═════ MATERIAL FOR THIS TASK ═════
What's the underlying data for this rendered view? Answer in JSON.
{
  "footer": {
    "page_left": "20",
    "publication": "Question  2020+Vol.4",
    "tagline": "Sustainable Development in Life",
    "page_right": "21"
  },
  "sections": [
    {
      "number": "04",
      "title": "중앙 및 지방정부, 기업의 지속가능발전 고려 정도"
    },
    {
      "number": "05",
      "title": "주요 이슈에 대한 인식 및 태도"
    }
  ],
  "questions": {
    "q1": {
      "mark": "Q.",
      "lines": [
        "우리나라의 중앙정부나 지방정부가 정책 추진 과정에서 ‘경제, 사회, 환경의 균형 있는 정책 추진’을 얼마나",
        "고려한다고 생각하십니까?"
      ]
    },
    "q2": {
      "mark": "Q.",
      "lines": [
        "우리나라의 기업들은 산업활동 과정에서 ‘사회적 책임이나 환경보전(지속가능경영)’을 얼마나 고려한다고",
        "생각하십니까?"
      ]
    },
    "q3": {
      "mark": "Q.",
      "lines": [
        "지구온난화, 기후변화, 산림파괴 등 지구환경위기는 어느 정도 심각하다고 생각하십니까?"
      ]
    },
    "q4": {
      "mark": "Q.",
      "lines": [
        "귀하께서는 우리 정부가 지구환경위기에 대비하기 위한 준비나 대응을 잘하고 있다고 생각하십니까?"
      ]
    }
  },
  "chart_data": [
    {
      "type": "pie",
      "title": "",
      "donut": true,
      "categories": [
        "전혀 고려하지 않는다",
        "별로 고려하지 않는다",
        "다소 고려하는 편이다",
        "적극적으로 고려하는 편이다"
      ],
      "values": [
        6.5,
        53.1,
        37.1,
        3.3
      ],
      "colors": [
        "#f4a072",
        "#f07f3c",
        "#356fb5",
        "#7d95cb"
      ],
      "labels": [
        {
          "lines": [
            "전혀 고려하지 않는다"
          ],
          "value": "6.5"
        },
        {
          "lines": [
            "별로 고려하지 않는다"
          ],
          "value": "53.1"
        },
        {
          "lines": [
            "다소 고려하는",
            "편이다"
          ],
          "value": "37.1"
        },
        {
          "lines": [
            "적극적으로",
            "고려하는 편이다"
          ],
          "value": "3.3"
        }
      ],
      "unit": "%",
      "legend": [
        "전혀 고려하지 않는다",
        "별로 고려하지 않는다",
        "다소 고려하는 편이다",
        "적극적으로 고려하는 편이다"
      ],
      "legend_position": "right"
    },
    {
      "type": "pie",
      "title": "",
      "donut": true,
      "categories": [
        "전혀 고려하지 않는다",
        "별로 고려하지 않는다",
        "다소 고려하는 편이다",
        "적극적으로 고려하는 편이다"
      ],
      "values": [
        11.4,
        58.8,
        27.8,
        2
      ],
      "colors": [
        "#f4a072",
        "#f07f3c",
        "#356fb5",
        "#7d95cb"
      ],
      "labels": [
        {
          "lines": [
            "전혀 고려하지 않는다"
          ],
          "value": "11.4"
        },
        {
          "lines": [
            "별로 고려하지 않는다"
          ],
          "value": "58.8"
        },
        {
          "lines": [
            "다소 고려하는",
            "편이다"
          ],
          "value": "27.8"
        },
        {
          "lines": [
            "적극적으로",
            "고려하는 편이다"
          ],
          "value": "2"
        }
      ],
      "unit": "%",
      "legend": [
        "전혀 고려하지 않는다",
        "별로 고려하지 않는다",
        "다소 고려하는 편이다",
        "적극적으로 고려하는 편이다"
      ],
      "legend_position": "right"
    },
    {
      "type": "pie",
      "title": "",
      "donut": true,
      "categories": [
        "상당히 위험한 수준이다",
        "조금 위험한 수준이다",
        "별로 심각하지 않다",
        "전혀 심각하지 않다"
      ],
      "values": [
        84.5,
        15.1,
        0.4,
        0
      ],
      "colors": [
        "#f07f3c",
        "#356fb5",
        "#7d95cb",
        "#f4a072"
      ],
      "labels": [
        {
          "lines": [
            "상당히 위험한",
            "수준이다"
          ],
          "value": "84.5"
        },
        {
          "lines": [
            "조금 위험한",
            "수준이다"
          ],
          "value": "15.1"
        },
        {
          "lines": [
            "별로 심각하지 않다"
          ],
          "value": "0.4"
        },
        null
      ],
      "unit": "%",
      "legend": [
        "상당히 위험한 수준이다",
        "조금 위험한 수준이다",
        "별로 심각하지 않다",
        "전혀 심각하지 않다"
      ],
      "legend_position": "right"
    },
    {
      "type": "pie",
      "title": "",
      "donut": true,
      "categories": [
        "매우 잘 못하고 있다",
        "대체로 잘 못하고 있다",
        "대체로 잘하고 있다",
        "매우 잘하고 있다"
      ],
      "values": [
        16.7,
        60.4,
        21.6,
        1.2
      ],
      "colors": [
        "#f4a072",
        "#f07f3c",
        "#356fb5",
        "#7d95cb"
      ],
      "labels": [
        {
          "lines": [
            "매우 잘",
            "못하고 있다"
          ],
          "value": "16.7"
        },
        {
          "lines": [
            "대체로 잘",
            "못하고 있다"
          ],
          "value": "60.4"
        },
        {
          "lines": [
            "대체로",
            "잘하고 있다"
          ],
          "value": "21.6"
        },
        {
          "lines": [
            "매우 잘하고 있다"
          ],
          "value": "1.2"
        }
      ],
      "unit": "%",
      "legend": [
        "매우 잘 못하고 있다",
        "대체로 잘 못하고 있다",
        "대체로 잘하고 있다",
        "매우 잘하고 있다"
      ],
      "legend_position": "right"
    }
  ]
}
═════
GIVEN INSTRUCTION
Go through the entries and repeat each one exactly.

FINAL ANSWER
What's the underlying data for this rendered view? Answer in JSON.
{
  "footer": {
    "page_left": "20",
    "publication": "Question  2020+Vol.4",
    "tagline": "Sustainable Development in Life",
    "page_right": "21"
  },
  "sections": [
    {
      "number": "04",
      "title": "중앙 및 지방정부, 기업의 지속가능발전 고려 정도"
    },
    {
      "number": "05",
      "title": "주요 이슈에 대한 인식 및 태도"
    }
  ],
  "questions": {
    "q1": {
      "mark": "Q.",
      "lines": [
        "우리나라의 중앙정부나 지방정부가 정책 추진 과정에서 ‘경제, 사회, 환경의 균형 있는 정책 추진’을 얼마나",
        "고려한다고 생각하십니까?"
      ]
    },
    "q2": {
      "mark": "Q.",
      "lines": [
        "우리나라의 기업들은 산업활동 과정에서 ‘사회적 책임이나 환경보전(지속가능경영)’을 얼마나 고려한다고",
        "생각하십니까?"
      ]
    },
    "q3": {
      "mark": "Q.",
      "lines": [
        "지구온난화, 기후변화, 산림파괴 등 지구환경위기는 어느 정도 심각하다고 생각하십니까?"
      ]
    },
    "q4": {
      "mark": "Q.",
      "lines": [
        "귀하께서는 우리 정부가 지구환경위기에 대비하기 위한 준비나 대응을 잘하고 있다고 생각하십니까?"
      ]
    }
  },
  "chart_data": [
    {
      "type": "pie",
      "title": "",
      "donut": true,
      "categories": [
        "전혀 고려하지 않는다",
        "별로 고려하지 않는다",
        "다소 고려하는 편이다",
        "적극적으로 고려하는 편이다"
      ],
      "values": [
        6.5,
        53.1,
        37.1,
        3.3
      ],
      "colors": [
        "#f4a072",
        "#f07f3c",
        "#356fb5",
        "#7d95cb"
      ],
      "labels": [
        {
          "lines": [
            "전혀 고려하지 않는다"
          ],
          "value": "6.5"
        },
        {
          "lines": [
            "별로 고려하지 않는다"
          ],
          "value": "53.1"
        },
        {
          "lines": [
            "다소 고려하는",
            "편이다"
          ],
          "value": "37.1"
        },
        {
          "lines": [
            "적극적으로",
            "고려하는 편이다"
          ],
          "value": "3.3"
        }
      ],
      "unit": "%",
      "legend": [
        "전혀 고려하지 않는다",
        "별로 고려하지 않는다",
        "다소 고려하는 편이다",
        "적극적으로 고려하는 편이다"
      ],
      "legend_position": "right"
    },
    {
      "type": "pie",
      "title": "",
      "donut": true,
      "categories": [
        "전혀 고려하지 않는다",
        "별로 고려하지 않는다",
        "다소 고려하는 편이다",
        "적극적으로 고려하는 편이다"
      ],
      "values": [
        11.4,
        58.8,
        27.8,
        2
      ],
      "colors": [
        "#f4a072",
        "#f07f3c",
        "#356fb5",
        "#7d95cb"
      ],
      "labels": [
        {
          "lines": [
            "전혀 고려하지 않는다"
          ],
          "value": "11.4"
        },
        {
          "lines": [
            "별로 고려하지 않는다"
          ],
          "value": "58.8"
        },
        {
          "lines": [
            "다소 고려하는",
            "편이다"
          ],
          "value": "27.8"
        },
        {
          "lines": [
            "적극적으로",
            "고려하는 편이다"
          ],
          "value": "2"
        }
      ],
      "unit": "%",
      "legend": [
        "전혀 고려하지 않는다",
        "별로 고려하지 않는다",
        "다소 고려하는 편이다",
        "적극적으로 고려하는 편이다"
      ],
      "legend_position": "right"
    },
    {
      "type": "pie",
      "title": "",
      "donut": true,
      "categories": [
        "상당히 위험한 수준이다",
        "조금 위험한 수준이다",
        "별로 심각하지 않다",
        "전혀 심각하지 않다"
      ],
      "values": [
        84.5,
        15.1,
        0.4,
        0
      ],
      "colors": [
        "#f07f3c",
        "#356fb5",
        "#7d95cb",
        "#f4a072"
      ],
      "labels": [
        {
          "lines": [
            "상당히 위험한",
            "수준이다"
          ],
          "value": "84.5"
        },
        {
          "lines": [
            "조금 위험한",
            "수준이다"
          ],
          "value": "15.1"
        },
        {
          "lines": [
            "별로 심각하지 않다"
          ],
          "value": "0.4"
        },
        null
      ],
      "unit": "%",
      "legend": [
        "상당히 위험한 수준이다",
        "조금 위험한 수준이다",
        "별로 심각하지 않다",
        "전혀 심각하지 않다"
      ],
      "legend_position": "right"
    },
    {
      "type": "pie",
      "title": "",
      "donut": true,
      "categories": [
        "매우 잘 못하고 있다",
        "대체로 잘 못하고 있다",
        "대체로 잘하고 있다",
        "매우 잘하고 있다"
      ],
      "values": [
        16.7,
        60.4,
        21.6,
        1.2
      ],
      "colors": [
        "#f4a072",
        "#f07f3c",
        "#356fb5",
        "#7d95cb"
      ],
      "labels": [
        {
          "lines": [
            "매우 잘",
            "못하고 있다"
          ],
          "value": "16.7"
        },
        {
          "lines": [
            "대체로 잘",
            "못하고 있다"
          ],
          "value": "60.4"
        },
        {
          "lines": [
            "대체로",
            "잘하고 있다"
          ],
          "value": "21.6"
        },
        {
          "lines": [
            "매우 잘하고 있다"
          ],
          "value": "1.2"
        }
      ],
      "unit": "%",
      "legend": [
        "매우 잘 못하고 있다",
        "대체로 잘 못하고 있다",
        "대체로 잘하고 있다",
        "매우 잘하고 있다"
      ],
      "legend_position": "right"
    }
  ]
}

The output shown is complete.